Recorded data
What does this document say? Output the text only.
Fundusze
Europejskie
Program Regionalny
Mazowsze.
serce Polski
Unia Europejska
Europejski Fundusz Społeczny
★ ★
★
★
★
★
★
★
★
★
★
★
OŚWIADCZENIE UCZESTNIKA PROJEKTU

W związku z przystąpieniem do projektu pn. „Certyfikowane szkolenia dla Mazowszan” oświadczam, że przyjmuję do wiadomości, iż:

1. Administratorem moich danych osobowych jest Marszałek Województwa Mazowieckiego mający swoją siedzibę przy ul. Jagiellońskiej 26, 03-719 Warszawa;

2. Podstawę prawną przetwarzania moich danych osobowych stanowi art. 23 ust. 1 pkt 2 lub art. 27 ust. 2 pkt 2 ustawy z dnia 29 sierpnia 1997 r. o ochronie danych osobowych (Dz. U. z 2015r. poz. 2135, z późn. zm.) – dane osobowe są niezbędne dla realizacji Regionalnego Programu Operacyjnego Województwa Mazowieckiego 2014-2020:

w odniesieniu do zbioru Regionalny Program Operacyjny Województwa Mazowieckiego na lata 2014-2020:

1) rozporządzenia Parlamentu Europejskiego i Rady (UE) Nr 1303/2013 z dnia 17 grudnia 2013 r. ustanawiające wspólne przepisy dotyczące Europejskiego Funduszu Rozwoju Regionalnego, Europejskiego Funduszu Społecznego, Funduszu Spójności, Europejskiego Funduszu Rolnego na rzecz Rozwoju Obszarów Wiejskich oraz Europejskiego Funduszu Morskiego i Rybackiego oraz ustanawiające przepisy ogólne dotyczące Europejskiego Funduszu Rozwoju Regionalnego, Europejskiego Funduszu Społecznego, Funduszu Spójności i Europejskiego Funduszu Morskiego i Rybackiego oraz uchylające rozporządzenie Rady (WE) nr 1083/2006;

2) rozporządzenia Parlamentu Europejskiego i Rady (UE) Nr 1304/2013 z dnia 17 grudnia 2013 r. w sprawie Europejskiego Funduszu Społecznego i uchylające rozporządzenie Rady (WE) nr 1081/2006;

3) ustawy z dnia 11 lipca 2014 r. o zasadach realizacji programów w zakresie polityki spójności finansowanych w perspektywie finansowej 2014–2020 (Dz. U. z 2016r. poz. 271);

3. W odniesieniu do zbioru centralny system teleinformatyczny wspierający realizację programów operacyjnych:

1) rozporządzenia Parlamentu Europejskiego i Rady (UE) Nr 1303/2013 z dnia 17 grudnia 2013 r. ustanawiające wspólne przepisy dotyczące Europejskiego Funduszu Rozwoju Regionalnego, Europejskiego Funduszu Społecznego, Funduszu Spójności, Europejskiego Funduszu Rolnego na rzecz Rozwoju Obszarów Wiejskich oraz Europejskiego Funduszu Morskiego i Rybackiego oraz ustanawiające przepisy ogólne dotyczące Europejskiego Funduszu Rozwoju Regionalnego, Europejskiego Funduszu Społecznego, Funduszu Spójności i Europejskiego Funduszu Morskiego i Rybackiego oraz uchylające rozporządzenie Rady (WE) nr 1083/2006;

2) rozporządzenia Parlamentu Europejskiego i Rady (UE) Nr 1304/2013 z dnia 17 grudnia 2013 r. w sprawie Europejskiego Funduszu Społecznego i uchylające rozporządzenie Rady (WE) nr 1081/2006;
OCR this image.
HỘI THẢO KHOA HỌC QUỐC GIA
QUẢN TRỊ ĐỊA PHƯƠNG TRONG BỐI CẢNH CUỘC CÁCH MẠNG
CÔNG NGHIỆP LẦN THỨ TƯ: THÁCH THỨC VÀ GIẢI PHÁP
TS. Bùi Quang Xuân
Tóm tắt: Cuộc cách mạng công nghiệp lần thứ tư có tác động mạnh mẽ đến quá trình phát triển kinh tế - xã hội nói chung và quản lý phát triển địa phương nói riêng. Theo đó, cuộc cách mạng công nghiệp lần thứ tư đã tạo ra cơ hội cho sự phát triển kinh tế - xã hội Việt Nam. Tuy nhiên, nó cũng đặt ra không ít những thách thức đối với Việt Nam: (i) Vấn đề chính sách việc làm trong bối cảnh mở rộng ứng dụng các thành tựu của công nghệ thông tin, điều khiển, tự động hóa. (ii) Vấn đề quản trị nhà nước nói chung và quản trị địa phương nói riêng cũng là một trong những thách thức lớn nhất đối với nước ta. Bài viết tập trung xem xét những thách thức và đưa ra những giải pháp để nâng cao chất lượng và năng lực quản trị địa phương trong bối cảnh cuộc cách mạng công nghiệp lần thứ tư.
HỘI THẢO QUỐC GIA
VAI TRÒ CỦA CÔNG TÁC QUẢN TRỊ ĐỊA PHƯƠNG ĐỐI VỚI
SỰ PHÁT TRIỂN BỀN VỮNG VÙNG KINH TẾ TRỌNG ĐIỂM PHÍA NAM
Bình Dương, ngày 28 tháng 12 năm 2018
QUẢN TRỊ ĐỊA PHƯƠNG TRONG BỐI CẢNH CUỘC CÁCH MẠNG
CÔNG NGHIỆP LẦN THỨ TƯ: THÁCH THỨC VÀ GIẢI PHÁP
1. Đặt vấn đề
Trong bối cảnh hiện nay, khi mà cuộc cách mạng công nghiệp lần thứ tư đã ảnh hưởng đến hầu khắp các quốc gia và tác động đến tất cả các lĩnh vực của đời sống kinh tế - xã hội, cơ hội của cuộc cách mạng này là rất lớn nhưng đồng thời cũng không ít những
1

### PROBLEM TO SOLVE:
Give only the number of lines in the preceding material that contain the string "programów".

### TASK OUTPUT:
2